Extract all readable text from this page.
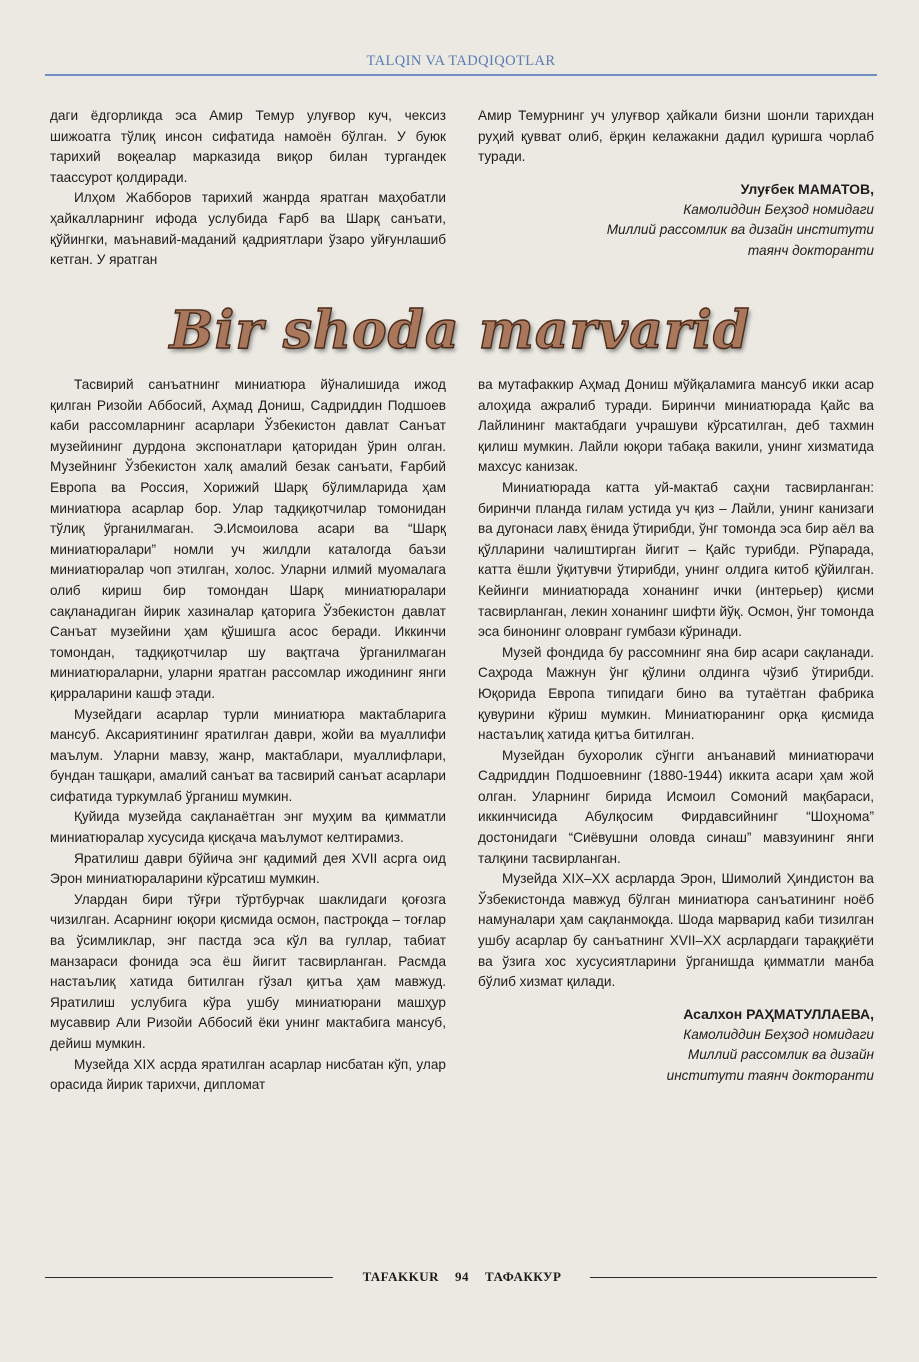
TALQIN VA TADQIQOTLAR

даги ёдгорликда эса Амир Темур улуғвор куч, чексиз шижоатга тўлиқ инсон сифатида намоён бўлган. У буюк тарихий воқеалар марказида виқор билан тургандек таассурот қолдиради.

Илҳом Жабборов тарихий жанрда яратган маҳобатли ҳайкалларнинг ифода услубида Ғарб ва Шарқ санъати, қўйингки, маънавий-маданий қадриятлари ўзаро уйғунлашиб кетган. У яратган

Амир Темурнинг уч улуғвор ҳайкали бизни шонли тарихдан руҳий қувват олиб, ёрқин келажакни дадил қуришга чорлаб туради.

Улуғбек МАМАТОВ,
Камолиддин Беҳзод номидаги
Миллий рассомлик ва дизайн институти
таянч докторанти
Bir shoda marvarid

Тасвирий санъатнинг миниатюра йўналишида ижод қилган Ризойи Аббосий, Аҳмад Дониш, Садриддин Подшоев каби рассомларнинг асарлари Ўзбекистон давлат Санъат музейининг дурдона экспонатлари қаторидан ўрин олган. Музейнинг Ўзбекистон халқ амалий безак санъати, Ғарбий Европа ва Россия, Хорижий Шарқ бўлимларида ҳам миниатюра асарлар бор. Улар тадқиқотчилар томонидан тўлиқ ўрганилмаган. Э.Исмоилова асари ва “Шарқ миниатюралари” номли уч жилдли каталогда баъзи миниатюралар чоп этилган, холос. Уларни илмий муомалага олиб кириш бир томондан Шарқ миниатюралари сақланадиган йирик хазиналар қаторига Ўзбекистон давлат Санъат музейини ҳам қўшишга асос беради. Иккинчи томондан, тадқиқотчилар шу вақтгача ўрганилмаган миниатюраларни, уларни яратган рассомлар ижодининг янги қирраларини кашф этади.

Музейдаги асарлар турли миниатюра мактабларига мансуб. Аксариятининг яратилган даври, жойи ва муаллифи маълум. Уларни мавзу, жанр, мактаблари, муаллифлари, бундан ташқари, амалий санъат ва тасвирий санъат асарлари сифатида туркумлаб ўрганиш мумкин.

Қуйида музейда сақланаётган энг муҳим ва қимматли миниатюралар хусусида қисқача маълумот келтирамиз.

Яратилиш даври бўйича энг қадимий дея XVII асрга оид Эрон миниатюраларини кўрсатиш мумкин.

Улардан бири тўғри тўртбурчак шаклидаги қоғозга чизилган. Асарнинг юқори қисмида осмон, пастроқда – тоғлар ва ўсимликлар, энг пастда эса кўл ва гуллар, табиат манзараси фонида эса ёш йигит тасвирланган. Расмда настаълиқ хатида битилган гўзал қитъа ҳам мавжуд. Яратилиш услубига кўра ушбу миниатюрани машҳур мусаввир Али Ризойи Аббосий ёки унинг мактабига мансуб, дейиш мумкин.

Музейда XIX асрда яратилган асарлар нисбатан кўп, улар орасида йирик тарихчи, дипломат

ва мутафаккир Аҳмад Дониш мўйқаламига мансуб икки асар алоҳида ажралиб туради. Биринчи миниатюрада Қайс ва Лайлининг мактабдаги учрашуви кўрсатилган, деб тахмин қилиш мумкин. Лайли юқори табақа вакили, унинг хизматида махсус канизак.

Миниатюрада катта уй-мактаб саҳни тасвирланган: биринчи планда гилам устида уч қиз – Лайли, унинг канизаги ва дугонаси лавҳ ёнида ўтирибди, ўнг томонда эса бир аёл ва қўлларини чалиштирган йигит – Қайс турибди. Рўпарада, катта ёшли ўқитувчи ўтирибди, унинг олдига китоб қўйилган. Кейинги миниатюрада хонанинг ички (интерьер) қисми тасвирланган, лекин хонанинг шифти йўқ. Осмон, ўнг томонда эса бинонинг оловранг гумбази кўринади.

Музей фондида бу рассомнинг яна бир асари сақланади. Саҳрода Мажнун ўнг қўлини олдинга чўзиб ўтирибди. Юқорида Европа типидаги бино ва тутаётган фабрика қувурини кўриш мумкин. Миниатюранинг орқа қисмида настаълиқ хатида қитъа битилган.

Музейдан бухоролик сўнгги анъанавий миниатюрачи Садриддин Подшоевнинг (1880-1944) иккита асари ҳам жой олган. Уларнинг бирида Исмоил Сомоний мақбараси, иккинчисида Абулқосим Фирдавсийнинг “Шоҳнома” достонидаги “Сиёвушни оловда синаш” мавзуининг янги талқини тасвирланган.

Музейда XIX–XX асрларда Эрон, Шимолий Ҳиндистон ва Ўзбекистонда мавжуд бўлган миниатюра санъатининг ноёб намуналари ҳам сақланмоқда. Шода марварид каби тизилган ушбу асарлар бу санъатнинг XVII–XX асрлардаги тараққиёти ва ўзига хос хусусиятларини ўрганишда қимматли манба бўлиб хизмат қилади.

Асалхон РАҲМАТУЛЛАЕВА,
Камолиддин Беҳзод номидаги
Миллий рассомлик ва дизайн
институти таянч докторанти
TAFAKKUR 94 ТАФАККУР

──────────────────────────────

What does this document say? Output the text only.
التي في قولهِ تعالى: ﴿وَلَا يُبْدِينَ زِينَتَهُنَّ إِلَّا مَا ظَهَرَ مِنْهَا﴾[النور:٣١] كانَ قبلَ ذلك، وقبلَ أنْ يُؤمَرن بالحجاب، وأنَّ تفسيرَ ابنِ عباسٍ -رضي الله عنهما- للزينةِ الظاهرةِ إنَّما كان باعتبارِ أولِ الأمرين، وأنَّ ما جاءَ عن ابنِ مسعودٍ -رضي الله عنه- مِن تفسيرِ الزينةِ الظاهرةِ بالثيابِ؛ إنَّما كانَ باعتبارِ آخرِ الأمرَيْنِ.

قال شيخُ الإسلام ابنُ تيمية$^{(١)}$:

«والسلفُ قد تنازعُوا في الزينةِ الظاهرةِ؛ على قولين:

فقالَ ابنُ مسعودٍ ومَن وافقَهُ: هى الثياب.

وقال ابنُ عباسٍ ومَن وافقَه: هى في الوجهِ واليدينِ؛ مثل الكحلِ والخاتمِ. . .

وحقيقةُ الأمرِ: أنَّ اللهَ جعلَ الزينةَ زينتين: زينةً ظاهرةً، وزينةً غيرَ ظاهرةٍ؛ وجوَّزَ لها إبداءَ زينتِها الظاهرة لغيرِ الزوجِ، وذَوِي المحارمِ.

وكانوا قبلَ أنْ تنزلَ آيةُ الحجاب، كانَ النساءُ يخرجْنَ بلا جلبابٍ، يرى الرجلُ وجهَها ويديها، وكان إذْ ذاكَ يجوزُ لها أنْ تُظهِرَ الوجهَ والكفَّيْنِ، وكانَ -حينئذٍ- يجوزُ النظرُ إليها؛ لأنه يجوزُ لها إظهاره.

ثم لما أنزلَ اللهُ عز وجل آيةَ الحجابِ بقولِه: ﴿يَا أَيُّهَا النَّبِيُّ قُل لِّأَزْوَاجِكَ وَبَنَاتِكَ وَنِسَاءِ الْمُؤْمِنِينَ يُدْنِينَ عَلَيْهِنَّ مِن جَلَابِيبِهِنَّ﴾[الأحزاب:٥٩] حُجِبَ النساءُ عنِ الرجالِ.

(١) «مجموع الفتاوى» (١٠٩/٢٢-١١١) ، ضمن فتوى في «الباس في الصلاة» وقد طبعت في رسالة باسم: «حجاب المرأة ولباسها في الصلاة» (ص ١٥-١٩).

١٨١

──────────────────────────────

CHALLENGE: Identify all lines where the word "даври" shows up. Copy them.

OUTPUT OF THE EXERCISE:
Музейдаги асарлар турли миниатюра мактабларига мансуб. Аксариятининг яратилган даври, жойи ва муаллифи маълум. Уларни мавзу, жанр, мактаблари, муаллифлари, бундан ташқари, амалий санъат ва тасвирий санъат асарлари сифатида туркумлаб ўрганиш мумкин.
Яратилиш даври бўйича энг қадимий дея XVII асрга оид Эрон миниатюраларини кўрсатиш мумкин.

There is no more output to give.